Prompt:
Please set out the lines of each row below as a numbered list, leaving out any blank lines.
......
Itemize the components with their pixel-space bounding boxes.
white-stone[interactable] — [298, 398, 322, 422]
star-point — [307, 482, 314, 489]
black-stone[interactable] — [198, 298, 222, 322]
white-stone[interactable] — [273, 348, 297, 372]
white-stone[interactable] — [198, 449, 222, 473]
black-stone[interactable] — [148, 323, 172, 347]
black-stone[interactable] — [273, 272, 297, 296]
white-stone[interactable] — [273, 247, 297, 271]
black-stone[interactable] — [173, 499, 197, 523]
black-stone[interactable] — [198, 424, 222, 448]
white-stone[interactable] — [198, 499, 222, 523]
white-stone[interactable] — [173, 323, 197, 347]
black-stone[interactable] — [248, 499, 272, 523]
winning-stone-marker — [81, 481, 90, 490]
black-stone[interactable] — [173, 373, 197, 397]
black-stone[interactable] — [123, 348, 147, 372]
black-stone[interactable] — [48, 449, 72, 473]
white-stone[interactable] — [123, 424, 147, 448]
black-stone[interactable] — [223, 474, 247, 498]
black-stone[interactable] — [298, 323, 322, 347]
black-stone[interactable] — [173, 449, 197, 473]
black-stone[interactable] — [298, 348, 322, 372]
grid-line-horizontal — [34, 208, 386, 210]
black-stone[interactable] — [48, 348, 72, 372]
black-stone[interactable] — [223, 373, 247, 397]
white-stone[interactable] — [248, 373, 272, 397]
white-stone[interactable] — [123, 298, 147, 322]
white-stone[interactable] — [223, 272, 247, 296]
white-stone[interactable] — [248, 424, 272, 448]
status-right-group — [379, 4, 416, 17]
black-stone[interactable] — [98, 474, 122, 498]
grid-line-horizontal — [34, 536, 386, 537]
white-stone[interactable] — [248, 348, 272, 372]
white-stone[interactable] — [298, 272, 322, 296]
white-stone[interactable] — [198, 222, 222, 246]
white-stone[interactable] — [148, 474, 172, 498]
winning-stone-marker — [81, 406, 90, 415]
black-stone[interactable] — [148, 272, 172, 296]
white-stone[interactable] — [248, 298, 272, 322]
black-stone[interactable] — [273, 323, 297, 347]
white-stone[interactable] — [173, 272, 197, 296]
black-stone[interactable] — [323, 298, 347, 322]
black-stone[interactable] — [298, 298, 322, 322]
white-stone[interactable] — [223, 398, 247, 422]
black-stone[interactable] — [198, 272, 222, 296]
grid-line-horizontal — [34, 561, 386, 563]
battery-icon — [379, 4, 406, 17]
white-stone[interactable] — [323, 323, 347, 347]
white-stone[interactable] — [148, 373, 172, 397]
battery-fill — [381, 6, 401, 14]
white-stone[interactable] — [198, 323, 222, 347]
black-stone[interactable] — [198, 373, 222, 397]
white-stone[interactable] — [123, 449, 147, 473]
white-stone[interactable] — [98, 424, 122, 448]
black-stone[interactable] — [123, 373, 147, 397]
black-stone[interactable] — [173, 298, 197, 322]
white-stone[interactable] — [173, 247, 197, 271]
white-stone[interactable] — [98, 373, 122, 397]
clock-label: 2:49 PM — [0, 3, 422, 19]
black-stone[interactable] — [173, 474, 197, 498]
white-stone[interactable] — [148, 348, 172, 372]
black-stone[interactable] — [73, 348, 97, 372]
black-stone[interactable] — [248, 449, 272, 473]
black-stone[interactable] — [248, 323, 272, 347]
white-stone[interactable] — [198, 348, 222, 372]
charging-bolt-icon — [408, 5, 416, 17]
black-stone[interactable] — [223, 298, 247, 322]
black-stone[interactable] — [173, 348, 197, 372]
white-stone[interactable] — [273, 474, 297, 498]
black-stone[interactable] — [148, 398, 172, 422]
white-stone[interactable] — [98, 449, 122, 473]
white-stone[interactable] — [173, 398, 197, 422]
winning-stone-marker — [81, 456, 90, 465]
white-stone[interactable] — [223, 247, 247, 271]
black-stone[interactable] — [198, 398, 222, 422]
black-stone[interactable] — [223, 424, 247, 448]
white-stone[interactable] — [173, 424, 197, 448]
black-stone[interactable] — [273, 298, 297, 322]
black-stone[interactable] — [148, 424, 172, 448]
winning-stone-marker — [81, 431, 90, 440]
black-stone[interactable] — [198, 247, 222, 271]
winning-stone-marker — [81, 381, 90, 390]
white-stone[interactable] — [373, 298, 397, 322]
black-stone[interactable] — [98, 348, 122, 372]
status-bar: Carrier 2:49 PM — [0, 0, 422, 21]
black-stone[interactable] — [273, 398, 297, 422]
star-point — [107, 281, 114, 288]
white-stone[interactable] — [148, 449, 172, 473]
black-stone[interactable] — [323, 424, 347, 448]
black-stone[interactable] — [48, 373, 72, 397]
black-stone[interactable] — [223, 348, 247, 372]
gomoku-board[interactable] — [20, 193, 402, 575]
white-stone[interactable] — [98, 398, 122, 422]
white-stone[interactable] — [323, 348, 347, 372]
......
Correct output:
1. Itemize the components with their pixel-space bounding boxes.
2. white-stone[interactable] — [298, 398, 322, 422]
3. star-point — [307, 482, 314, 489]
4. black-stone[interactable] — [198, 298, 222, 322]
5. white-stone[interactable] — [273, 348, 297, 372]
6. white-stone[interactable] — [198, 449, 222, 473]
7. black-stone[interactable] — [148, 323, 172, 347]
8. black-stone[interactable] — [273, 272, 297, 296]
9. white-stone[interactable] — [273, 247, 297, 271]
10. black-stone[interactable] — [173, 499, 197, 523]
11. black-stone[interactable] — [198, 424, 222, 448]
12. white-stone[interactable] — [198, 499, 222, 523]
13. white-stone[interactable] — [173, 323, 197, 347]
14. black-stone[interactable] — [248, 499, 272, 523]
15. winning-stone-marker — [81, 481, 90, 490]
16. black-stone[interactable] — [173, 373, 197, 397]
17. black-stone[interactable] — [123, 348, 147, 372]
18. black-stone[interactable] — [48, 449, 72, 473]
19. white-stone[interactable] — [123, 424, 147, 448]
20. black-stone[interactable] — [223, 474, 247, 498]
21. black-stone[interactable] — [298, 323, 322, 347]
22. black-stone[interactable] — [173, 449, 197, 473]
23. black-stone[interactable] — [298, 348, 322, 372]
24. grid-line-horizontal — [34, 208, 386, 210]
25. black-stone[interactable] — [48, 348, 72, 372]
26. black-stone[interactable] — [223, 373, 247, 397]
27. white-stone[interactable] — [248, 373, 272, 397]
28. white-stone[interactable] — [123, 298, 147, 322]
29. white-stone[interactable] — [223, 272, 247, 296]
30. white-stone[interactable] — [248, 424, 272, 448]
31. status-right-group — [379, 4, 416, 17]
32. black-stone[interactable] — [98, 474, 122, 498]
33. grid-line-horizontal — [34, 536, 386, 537]
34. white-stone[interactable] — [248, 348, 272, 372]
35. white-stone[interactable] — [298, 272, 322, 296]
36. white-stone[interactable] — [198, 222, 222, 246]
37. white-stone[interactable] — [148, 474, 172, 498]
38. winning-stone-marker — [81, 406, 90, 415]
39. black-stone[interactable] — [148, 272, 172, 296]
40. white-stone[interactable] — [248, 298, 272, 322]
41. black-stone[interactable] — [273, 323, 297, 347]
42. white-stone[interactable] — [173, 272, 197, 296]
43. black-stone[interactable] — [323, 298, 347, 322]
44. black-stone[interactable] — [298, 298, 322, 322]
45. white-stone[interactable] — [223, 398, 247, 422]
46. black-stone[interactable] — [198, 272, 222, 296]
47. grid-line-horizontal — [34, 561, 386, 563]
48. battery-icon — [379, 4, 406, 17]
49. white-stone[interactable] — [323, 323, 347, 347]
50. white-stone[interactable] — [148, 373, 172, 397]
51. battery-fill — [381, 6, 401, 14]
52. white-stone[interactable] — [198, 323, 222, 347]
53. black-stone[interactable] — [198, 373, 222, 397]
54. white-stone[interactable] — [123, 449, 147, 473]
55. white-stone[interactable] — [98, 424, 122, 448]
56. black-stone[interactable] — [123, 373, 147, 397]
57. black-stone[interactable] — [173, 298, 197, 322]
58. white-stone[interactable] — [173, 247, 197, 271]
59. white-stone[interactable] — [98, 373, 122, 397]
60. clock-label: 2:49 PM — [0, 3, 422, 19]
61. black-stone[interactable] — [173, 474, 197, 498]
62. white-stone[interactable] — [148, 348, 172, 372]
63. black-stone[interactable] — [73, 348, 97, 372]
64. black-stone[interactable] — [248, 449, 272, 473]
65. black-stone[interactable] — [248, 323, 272, 347]
66. white-stone[interactable] — [198, 348, 222, 372]
67. charging-bolt-icon — [408, 5, 416, 17]
68. black-stone[interactable] — [223, 298, 247, 322]
69. black-stone[interactable] — [173, 348, 197, 372]
70. white-stone[interactable] — [273, 474, 297, 498]
71. black-stone[interactable] — [148, 398, 172, 422]
72. white-stone[interactable] — [98, 449, 122, 473]
73. white-stone[interactable] — [173, 398, 197, 422]
74. winning-stone-marker — [81, 456, 90, 465]
75. white-stone[interactable] — [223, 247, 247, 271]
76. black-stone[interactable] — [198, 398, 222, 422]
77. black-stone[interactable] — [223, 424, 247, 448]
78. white-stone[interactable] — [173, 424, 197, 448]
79. black-stone[interactable] — [273, 298, 297, 322]
80. black-stone[interactable] — [148, 424, 172, 448]
81. winning-stone-marker — [81, 431, 90, 440]
82. black-stone[interactable] — [198, 247, 222, 271]
83. winning-stone-marker — [81, 381, 90, 390]
84. white-stone[interactable] — [373, 298, 397, 322]
85. black-stone[interactable] — [98, 348, 122, 372]
86. status-bar: Carrier 2:49 PM — [0, 0, 422, 21]
87. black-stone[interactable] — [273, 398, 297, 422]
88. star-point — [107, 281, 114, 288]
89. white-stone[interactable] — [148, 449, 172, 473]
90. black-stone[interactable] — [323, 424, 347, 448]
91. black-stone[interactable] — [48, 373, 72, 397]
92. black-stone[interactable] — [223, 348, 247, 372]
93. gomoku-board[interactable] — [20, 193, 402, 575]
94. white-stone[interactable] — [98, 398, 122, 422]
95. white-stone[interactable] — [323, 348, 347, 372]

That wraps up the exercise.